Set exercise:
Check each line of the listing for the word "panel" and give only the number of lines that have it.

=======

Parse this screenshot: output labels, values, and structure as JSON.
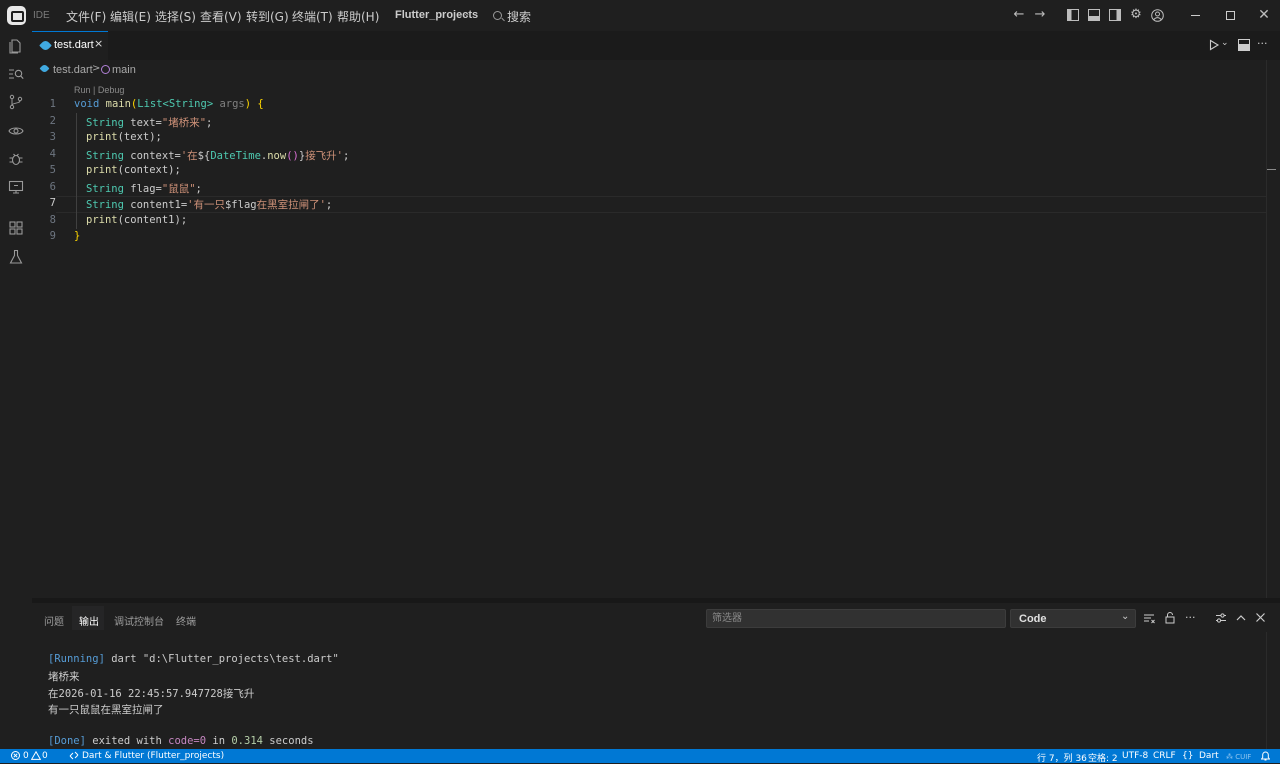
{
  "titlebar": {
    "ide_label": "IDE",
    "menu": [
      "文件(F)",
      "编辑(E)",
      "选择(S)",
      "查看(V)",
      "转到(G)",
      "终端(T)",
      "帮助(H)"
    ],
    "project": "Flutter_projects",
    "search_label": "搜索",
    "icons": [
      "back-arrow-icon",
      "forward-arrow-icon",
      "toggle-primary-sidebar-icon",
      "toggle-panel-icon",
      "toggle-secondary-sidebar-icon",
      "settings-icon",
      "account-icon",
      "minimize-icon",
      "restore-icon",
      "close-icon"
    ]
  },
  "activity_bar": [
    "explorer-icon",
    "search-icon",
    "source-control-icon",
    "watch-icon",
    "debug-icon",
    "remote-explorer-icon",
    "extensions-icon",
    "testing-icon"
  ],
  "editor": {
    "tab": {
      "label": "test.dart",
      "close": "×"
    },
    "breadcrumb": {
      "file": "test.dart",
      "separator": ">",
      "symbol": "main"
    },
    "codelens": "Run | Debug",
    "line_numbers": [
      "1",
      "2",
      "3",
      "4",
      "5",
      "6",
      "7",
      "8",
      "9"
    ],
    "active_line": 7,
    "code": {
      "l1": {
        "kw": "void",
        "fn": "main",
        "p1": "(",
        "ty1": "List",
        "lt": "<",
        "ty2": "String",
        "gt": ">",
        "param": "args",
        "p2": ")",
        "brace": "{"
      },
      "l2": {
        "ty": "String",
        "rest": " text=",
        "str": "\"堵桥来\"",
        "end": ";"
      },
      "l3": {
        "fn": "print",
        "rest": "(text);"
      },
      "l4": {
        "ty": "String",
        "rest": " context=",
        "s1": "'在",
        "interp_open": "${",
        "cls": "DateTime",
        "dot": ".",
        "fn": "now",
        "call": "()",
        "interp_close": "}",
        "s2": "接飞升'",
        "end": ";"
      },
      "l5": {
        "fn": "print",
        "rest": "(context);"
      },
      "l6": {
        "ty": "String",
        "rest": " flag=",
        "str": "\"鼠鼠\"",
        "end": ";"
      },
      "l7": {
        "ty": "String",
        "rest": " content1=",
        "s1": "'有一只",
        "var": "$flag",
        "s2": "在黑室拉闸了'",
        "end": ";"
      },
      "l8": {
        "fn": "print",
        "rest": "(content1);"
      },
      "l9": {
        "brace": "}"
      }
    }
  },
  "panel": {
    "tabs": [
      "问题",
      "输出",
      "调试控制台",
      "终端"
    ],
    "active_tab": "输出",
    "filter_placeholder": "筛选器",
    "channel": "Code",
    "icons": [
      "clear-output-icon",
      "lock-scroll-icon",
      "more-actions-icon",
      "panel-layout-icon",
      "maximize-panel-icon",
      "close-panel-icon"
    ],
    "output": {
      "running_tag": "[Running]",
      "running_cmd": " dart \"d:\\Flutter_projects\\test.dart\"",
      "line1": "堵桥来",
      "line2": "在2026-01-16 22:45:57.947728接飞升",
      "line3": "有一只鼠鼠在黑室拉闸了",
      "done_tag": "[Done]",
      "done_text1": " exited with ",
      "done_code": "code=0",
      "done_text2": " in ",
      "done_time": "0.314",
      "done_text3": " seconds"
    }
  },
  "statusbar": {
    "errors": "0",
    "warnings": "0",
    "remote": "Dart & Flutter (Flutter_projects)",
    "position": "行 7，列 36",
    "spaces": "空格: 2",
    "encoding": "UTF-8",
    "eol": "CRLF",
    "braces": "{}",
    "language": "Dart",
    "flutter_device": "CUIF",
    "colors": {
      "accent": "#0078d4",
      "background": "#1f1f1f"
    }
  }
}
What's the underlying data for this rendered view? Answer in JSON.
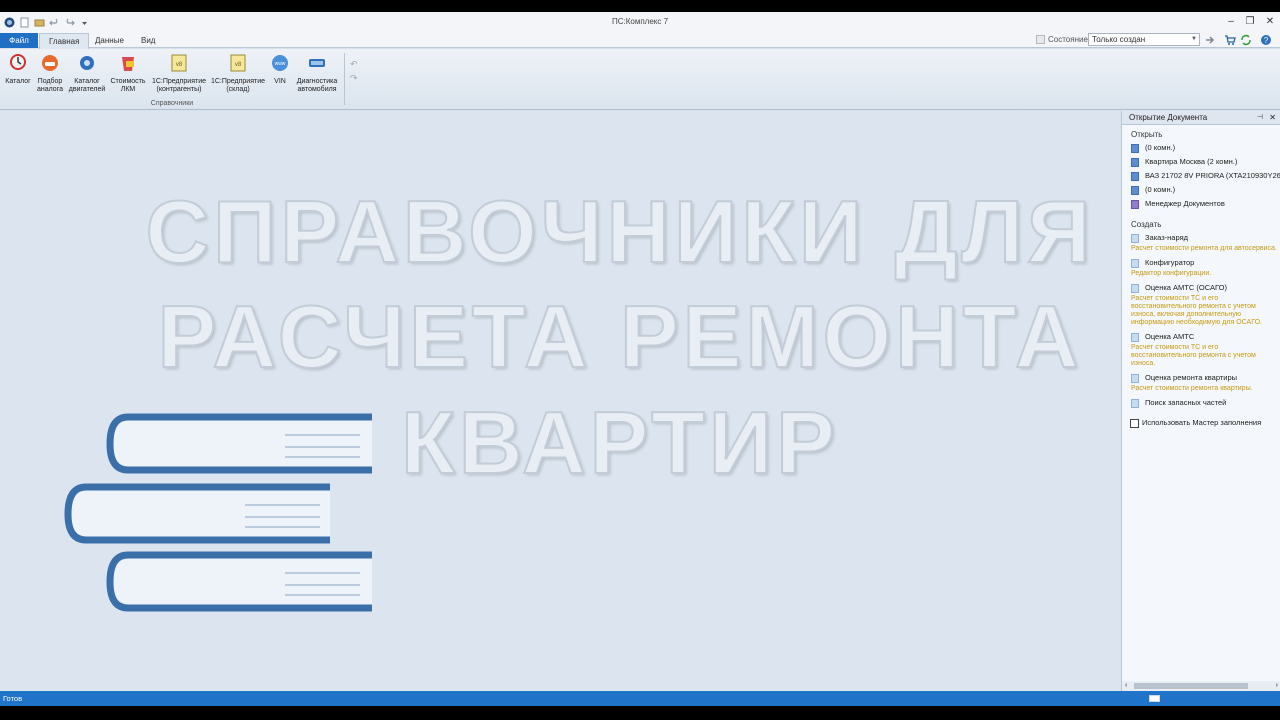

=======

Worked answer:
5